■ Request
Find the word "What" in the data. Return every line where it appears.

■ Task material

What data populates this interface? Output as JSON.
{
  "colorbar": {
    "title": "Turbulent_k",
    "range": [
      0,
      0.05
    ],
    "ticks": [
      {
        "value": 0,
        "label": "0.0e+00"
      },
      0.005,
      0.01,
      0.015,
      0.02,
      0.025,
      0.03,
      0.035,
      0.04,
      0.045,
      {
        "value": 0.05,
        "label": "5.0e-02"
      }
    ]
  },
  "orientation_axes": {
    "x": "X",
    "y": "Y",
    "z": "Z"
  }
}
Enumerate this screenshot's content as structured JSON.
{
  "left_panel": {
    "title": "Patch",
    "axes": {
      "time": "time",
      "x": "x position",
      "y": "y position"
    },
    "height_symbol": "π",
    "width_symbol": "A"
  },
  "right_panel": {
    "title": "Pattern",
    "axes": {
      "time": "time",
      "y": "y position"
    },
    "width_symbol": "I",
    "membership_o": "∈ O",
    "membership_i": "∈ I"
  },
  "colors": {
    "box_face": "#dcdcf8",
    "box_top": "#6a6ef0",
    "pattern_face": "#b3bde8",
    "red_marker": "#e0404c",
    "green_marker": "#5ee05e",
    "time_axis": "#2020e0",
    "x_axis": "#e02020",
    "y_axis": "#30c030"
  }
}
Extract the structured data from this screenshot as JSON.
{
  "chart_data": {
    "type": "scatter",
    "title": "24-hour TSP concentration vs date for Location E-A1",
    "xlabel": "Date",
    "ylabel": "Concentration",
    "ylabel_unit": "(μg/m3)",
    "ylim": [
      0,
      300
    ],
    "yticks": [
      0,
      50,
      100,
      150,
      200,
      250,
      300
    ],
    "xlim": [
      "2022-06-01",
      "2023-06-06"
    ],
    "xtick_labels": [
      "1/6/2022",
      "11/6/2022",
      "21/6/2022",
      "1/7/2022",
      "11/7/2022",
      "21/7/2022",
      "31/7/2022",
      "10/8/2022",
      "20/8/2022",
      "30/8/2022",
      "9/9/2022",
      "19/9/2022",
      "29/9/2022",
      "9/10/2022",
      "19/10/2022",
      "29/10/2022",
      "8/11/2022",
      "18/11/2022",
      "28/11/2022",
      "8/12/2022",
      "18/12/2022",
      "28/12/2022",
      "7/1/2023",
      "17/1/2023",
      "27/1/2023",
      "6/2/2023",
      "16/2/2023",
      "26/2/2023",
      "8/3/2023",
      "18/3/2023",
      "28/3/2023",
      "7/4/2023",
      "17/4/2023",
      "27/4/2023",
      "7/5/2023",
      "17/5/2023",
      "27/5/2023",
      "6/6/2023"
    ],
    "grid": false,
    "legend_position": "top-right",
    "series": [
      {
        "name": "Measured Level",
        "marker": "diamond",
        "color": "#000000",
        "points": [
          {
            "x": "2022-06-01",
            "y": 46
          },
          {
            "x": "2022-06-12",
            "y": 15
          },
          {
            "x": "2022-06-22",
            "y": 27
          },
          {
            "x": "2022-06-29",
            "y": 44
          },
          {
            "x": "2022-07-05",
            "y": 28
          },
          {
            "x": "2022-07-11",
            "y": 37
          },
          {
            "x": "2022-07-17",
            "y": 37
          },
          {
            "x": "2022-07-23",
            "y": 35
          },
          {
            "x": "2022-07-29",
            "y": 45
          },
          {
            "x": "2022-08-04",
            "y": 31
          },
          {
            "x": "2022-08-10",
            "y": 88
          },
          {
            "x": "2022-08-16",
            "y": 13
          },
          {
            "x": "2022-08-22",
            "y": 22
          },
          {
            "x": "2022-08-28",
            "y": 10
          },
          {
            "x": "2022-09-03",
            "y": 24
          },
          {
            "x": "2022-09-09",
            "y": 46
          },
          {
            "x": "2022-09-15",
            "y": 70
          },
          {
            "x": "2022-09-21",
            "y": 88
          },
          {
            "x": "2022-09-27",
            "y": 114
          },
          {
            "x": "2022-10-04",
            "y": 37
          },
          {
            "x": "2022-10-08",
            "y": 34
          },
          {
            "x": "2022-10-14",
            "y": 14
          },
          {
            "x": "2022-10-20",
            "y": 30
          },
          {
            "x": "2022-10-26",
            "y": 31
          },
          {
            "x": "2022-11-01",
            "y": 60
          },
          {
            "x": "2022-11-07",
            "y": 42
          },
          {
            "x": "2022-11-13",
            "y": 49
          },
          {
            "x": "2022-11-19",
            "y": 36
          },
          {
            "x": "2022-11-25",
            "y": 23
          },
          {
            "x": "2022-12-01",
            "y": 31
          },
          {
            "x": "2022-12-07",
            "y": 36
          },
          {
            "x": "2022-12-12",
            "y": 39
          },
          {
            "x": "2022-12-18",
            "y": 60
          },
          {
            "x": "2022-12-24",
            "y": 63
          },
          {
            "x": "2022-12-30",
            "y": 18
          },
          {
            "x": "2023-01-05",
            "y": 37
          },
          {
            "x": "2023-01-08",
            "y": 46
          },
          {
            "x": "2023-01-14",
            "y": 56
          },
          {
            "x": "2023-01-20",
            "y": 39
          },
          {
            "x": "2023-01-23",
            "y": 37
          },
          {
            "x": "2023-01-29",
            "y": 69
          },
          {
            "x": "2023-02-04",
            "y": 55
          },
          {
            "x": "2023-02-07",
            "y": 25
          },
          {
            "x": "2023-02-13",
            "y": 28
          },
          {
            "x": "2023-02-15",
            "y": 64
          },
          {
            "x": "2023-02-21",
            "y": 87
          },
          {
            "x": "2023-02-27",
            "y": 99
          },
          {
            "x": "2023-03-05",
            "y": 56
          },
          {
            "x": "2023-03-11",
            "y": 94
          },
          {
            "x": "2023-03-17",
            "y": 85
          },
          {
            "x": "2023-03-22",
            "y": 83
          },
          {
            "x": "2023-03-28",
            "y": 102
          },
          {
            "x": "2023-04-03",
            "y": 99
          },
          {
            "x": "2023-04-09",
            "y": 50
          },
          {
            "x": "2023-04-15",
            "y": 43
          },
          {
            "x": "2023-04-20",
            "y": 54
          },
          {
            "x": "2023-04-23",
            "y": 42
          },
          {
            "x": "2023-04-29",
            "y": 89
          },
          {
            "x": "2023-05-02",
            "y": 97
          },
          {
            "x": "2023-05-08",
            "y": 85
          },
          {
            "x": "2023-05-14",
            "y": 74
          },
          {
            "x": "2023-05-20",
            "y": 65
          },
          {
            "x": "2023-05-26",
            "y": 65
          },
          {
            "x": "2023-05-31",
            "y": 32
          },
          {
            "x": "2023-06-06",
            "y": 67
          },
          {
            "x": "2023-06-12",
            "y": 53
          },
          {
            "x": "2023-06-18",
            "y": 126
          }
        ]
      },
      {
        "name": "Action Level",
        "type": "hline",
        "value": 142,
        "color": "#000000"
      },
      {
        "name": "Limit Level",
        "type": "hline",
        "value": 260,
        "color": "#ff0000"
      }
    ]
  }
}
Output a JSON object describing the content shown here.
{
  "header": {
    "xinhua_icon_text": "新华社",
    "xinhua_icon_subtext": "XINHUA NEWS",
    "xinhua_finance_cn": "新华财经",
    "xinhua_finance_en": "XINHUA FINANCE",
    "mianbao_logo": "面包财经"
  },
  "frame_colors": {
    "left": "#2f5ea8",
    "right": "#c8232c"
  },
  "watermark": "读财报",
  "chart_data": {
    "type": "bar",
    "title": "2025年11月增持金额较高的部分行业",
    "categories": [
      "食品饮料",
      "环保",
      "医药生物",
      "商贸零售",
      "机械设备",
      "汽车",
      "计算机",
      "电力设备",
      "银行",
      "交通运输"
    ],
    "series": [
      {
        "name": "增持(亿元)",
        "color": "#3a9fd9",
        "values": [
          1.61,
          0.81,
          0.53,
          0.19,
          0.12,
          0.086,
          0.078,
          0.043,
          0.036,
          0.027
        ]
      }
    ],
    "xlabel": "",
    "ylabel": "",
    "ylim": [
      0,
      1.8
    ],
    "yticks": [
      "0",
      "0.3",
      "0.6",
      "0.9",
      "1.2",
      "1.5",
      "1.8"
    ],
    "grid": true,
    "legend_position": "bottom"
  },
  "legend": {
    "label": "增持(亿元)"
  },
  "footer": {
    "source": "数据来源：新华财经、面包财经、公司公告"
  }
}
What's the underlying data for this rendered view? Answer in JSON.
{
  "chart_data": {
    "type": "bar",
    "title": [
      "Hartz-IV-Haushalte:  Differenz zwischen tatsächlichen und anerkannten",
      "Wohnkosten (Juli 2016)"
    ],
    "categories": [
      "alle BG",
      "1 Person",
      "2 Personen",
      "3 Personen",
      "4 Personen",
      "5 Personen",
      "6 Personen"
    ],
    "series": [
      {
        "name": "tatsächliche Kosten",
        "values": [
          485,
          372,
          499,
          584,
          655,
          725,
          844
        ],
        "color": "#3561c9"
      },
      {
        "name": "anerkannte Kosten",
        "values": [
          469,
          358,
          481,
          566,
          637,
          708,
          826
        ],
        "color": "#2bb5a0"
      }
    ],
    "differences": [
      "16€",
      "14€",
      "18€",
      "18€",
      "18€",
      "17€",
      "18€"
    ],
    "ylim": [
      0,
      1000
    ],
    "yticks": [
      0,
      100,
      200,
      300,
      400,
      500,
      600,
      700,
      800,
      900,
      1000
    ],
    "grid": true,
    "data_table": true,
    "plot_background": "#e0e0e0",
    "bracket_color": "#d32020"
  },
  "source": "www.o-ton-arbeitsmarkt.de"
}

■ Result below
What data populates this interface? Output as JSON.
What's the underlying data for this rendered view? Answer in JSON.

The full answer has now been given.